Records excerpted from a collection:
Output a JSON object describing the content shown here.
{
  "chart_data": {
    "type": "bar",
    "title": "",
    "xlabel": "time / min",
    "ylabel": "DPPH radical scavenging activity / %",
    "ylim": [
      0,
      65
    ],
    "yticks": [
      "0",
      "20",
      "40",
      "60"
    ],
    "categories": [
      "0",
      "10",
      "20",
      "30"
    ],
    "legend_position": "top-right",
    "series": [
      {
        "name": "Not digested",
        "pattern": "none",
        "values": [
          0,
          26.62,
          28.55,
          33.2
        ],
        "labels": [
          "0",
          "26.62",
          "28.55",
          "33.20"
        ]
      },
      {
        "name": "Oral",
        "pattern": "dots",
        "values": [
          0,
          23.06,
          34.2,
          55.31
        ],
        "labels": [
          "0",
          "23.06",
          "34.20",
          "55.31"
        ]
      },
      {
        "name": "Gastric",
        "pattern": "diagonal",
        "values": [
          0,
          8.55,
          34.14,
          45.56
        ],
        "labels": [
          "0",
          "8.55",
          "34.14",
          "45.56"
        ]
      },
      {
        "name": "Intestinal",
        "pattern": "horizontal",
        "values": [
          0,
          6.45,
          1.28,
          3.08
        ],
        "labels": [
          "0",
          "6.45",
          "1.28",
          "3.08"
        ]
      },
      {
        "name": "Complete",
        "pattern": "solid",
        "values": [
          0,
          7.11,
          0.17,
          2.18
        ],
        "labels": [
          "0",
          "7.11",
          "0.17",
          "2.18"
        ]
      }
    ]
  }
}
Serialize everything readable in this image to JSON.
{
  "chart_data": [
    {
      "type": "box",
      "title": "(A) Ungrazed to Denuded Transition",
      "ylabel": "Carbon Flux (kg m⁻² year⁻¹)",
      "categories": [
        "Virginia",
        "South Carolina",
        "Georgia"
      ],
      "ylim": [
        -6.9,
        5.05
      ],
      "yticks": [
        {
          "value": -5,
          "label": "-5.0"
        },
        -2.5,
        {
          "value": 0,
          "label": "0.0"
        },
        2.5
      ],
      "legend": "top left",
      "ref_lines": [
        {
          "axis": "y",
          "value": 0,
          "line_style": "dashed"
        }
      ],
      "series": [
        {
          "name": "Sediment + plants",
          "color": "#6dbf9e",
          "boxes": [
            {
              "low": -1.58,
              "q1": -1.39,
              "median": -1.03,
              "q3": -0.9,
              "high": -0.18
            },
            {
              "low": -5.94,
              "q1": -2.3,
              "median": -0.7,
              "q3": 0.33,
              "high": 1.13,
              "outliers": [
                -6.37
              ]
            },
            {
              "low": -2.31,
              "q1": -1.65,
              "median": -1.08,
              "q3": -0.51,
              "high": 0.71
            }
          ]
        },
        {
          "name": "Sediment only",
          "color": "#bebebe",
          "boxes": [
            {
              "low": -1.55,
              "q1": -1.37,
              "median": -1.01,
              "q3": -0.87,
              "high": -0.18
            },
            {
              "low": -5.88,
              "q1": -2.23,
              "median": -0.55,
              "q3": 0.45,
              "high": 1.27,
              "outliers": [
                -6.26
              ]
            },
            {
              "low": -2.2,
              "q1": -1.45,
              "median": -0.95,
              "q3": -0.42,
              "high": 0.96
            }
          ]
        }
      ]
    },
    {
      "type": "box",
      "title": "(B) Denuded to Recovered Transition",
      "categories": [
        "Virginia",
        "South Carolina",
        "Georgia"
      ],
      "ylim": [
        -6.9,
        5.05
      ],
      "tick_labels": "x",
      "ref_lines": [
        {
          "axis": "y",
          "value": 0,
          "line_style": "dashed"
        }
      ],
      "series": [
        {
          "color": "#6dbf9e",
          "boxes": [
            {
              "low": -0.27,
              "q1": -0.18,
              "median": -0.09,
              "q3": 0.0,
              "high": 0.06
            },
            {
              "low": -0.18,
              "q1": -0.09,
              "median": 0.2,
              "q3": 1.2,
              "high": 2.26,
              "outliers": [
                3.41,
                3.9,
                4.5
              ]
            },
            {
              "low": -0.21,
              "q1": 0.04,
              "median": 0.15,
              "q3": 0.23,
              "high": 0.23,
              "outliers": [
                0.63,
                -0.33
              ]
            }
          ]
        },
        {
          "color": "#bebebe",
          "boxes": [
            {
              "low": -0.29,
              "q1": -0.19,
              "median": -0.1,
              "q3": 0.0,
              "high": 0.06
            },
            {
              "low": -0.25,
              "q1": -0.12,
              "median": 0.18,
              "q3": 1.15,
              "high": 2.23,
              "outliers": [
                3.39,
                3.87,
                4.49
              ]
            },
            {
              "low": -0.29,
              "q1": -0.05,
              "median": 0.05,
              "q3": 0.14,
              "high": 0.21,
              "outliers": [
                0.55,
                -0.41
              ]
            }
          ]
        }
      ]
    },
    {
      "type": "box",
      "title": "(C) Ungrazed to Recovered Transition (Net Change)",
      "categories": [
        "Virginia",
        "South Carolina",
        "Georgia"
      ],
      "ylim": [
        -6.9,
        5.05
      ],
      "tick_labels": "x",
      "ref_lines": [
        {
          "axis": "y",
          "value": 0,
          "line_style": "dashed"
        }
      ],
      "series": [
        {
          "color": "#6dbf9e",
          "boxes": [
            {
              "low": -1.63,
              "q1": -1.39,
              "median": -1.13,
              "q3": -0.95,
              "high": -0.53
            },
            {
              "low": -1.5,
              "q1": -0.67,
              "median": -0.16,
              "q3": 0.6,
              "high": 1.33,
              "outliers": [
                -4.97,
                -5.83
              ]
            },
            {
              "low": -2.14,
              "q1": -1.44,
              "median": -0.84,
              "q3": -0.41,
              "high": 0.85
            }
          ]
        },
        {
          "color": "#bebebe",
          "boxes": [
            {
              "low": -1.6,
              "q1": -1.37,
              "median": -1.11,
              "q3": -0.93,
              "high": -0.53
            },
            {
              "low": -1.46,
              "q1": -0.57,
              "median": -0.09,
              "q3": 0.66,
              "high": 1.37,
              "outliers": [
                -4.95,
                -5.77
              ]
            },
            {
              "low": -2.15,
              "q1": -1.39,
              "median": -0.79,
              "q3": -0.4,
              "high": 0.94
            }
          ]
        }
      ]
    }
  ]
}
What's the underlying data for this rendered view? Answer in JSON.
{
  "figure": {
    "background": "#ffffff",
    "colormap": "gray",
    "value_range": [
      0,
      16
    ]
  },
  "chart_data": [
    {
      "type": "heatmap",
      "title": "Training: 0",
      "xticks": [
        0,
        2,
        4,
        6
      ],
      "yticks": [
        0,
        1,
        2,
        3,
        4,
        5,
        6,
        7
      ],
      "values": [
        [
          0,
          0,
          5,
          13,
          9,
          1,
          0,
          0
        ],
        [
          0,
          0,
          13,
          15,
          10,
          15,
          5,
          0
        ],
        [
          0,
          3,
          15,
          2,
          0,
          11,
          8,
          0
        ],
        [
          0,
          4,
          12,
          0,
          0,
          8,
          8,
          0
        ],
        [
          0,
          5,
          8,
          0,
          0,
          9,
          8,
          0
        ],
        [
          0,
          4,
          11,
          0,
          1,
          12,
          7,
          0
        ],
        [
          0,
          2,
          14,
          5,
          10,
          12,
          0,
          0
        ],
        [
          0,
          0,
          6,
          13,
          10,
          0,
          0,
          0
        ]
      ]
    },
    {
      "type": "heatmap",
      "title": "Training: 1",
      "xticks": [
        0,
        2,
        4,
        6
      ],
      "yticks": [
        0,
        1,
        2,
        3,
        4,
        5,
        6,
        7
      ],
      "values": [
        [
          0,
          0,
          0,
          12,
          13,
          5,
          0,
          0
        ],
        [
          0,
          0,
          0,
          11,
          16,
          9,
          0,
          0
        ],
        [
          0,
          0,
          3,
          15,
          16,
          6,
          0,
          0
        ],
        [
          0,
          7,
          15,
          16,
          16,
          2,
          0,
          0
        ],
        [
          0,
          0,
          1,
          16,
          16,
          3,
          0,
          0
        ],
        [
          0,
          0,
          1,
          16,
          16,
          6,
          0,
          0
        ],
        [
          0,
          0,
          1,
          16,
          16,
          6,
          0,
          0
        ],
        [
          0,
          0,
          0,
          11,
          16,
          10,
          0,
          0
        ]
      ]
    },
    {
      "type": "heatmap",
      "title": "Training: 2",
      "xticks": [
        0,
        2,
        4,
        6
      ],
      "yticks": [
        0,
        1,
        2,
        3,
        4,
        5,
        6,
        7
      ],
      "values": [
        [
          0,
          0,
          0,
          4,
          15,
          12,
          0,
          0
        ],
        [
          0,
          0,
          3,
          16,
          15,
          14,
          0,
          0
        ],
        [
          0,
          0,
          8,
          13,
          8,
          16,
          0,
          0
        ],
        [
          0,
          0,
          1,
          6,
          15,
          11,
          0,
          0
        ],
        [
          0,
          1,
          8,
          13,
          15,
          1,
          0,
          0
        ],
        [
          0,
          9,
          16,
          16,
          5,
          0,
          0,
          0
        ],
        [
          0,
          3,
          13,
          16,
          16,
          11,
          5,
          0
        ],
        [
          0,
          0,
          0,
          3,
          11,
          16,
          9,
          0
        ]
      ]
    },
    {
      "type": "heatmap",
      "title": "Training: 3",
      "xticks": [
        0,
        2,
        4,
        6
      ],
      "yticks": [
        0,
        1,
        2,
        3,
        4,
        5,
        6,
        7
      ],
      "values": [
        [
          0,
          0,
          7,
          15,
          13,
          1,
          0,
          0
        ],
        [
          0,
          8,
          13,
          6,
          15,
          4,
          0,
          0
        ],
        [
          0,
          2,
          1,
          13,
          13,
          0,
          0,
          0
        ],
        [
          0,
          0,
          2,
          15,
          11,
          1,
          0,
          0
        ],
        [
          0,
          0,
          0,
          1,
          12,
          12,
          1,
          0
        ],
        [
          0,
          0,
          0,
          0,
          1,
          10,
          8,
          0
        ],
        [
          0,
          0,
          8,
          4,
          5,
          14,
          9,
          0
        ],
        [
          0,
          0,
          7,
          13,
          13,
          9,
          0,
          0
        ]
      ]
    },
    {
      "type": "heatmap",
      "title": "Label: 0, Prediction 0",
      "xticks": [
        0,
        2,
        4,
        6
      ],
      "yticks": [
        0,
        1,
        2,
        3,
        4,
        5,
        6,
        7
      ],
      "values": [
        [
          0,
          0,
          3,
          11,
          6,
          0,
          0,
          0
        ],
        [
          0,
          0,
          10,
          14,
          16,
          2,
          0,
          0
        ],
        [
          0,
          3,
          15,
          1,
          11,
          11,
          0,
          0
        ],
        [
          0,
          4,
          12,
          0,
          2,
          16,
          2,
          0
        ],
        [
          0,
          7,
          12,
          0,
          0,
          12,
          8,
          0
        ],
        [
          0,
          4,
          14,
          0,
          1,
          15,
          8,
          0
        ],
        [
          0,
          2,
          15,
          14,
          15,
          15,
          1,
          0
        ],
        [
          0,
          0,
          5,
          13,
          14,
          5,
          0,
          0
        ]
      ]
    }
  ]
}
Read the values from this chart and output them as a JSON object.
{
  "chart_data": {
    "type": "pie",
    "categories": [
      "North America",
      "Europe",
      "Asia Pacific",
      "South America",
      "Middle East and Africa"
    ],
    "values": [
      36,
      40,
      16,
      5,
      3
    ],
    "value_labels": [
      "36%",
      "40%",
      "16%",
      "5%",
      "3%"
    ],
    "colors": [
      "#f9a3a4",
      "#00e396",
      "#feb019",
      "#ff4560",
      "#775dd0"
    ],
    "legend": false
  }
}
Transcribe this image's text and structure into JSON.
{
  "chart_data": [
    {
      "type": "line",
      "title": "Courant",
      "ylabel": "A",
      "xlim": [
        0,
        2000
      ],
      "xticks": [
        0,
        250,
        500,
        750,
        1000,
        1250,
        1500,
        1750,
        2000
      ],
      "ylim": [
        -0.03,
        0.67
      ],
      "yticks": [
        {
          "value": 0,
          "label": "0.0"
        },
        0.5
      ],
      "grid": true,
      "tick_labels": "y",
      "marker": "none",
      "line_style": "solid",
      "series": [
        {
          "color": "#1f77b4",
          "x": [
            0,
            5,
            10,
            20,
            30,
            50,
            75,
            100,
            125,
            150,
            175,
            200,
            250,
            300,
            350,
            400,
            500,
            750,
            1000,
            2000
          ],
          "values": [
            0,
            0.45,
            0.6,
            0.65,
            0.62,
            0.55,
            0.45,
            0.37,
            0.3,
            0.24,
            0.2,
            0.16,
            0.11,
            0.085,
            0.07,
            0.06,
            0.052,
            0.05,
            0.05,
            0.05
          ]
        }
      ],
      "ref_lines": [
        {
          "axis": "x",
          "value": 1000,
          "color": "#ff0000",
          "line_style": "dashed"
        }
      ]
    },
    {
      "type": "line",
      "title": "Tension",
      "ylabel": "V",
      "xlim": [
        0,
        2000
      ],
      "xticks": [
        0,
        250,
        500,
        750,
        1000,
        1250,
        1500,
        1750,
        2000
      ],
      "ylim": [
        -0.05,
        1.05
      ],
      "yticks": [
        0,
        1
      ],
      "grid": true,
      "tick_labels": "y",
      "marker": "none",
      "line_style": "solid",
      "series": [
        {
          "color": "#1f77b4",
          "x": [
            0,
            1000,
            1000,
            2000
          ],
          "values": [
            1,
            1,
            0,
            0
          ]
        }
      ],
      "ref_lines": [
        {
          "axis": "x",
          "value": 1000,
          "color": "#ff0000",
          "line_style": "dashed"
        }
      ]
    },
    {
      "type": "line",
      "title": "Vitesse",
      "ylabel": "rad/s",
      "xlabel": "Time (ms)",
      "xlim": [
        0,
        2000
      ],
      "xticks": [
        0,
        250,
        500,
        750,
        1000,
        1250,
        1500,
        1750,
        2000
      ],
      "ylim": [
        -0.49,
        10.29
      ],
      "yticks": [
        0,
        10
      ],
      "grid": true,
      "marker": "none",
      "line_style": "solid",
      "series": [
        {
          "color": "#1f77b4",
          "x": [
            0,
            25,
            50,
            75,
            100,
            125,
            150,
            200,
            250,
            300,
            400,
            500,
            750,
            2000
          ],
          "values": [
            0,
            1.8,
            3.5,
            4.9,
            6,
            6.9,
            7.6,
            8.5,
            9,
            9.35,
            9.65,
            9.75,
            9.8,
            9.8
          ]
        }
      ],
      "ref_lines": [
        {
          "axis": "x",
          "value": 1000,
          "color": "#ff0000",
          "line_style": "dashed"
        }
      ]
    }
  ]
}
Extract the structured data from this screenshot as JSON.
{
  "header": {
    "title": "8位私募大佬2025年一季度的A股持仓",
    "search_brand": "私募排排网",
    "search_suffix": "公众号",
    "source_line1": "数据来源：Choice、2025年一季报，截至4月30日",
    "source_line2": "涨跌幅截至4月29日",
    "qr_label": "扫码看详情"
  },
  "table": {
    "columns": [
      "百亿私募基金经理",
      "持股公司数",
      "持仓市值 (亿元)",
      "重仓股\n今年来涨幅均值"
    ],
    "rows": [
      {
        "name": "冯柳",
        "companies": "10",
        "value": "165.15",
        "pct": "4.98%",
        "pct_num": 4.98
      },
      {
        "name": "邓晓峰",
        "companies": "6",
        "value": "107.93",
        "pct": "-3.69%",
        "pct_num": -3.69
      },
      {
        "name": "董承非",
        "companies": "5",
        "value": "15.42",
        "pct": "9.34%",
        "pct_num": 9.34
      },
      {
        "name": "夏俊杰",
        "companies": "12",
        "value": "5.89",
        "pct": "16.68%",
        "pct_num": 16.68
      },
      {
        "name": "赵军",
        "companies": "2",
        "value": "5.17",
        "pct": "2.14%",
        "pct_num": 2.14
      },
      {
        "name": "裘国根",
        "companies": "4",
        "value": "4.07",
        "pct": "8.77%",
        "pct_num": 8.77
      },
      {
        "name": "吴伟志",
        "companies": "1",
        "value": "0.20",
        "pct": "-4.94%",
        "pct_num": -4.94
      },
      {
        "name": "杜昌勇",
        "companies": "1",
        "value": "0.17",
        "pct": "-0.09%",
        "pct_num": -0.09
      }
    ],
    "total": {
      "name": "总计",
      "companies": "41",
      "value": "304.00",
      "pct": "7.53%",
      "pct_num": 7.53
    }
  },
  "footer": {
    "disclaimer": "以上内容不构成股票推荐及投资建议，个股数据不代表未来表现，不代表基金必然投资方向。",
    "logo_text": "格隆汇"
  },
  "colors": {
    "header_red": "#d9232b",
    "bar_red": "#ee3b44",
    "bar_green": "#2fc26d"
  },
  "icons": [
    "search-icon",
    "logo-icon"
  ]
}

GIVEN PROBLEM
Work out how many lines of the data hold the string "JSON". Reply with that number alone.

PROBLEM SOLUTION
6